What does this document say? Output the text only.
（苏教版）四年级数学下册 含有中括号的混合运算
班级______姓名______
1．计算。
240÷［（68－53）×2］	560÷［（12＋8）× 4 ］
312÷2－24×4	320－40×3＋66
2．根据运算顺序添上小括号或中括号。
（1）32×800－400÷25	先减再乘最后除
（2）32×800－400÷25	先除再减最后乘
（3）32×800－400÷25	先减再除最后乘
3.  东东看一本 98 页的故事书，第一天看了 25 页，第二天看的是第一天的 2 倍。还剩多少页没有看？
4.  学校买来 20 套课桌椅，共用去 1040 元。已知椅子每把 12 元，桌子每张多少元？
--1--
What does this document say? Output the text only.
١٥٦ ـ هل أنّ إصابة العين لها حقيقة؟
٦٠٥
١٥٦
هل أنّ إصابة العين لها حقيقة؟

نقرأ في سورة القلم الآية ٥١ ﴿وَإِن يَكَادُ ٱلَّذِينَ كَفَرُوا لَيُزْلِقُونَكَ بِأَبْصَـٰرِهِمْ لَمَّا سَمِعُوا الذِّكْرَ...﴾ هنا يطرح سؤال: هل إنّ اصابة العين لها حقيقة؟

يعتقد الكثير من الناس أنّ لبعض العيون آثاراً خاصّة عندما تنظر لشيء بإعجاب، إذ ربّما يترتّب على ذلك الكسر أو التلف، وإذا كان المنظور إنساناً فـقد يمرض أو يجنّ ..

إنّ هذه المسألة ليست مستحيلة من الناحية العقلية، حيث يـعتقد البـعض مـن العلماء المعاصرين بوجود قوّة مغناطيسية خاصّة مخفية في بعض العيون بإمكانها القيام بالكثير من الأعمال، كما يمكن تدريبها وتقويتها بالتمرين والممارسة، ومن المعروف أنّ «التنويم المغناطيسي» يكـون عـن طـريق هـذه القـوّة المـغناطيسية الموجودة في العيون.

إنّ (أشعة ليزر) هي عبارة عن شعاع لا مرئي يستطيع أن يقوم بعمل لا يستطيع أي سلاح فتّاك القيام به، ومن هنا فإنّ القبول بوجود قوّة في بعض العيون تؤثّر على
++++++++++++++++++++
* _Exercise prompt_:
Pick each line holding the word "إصابة" out of the data and copy it.

* _Task response_:
١٥٦ ـ هل أنّ إصابة العين لها حقيقة؟
هل أنّ إصابة العين لها حقيقة؟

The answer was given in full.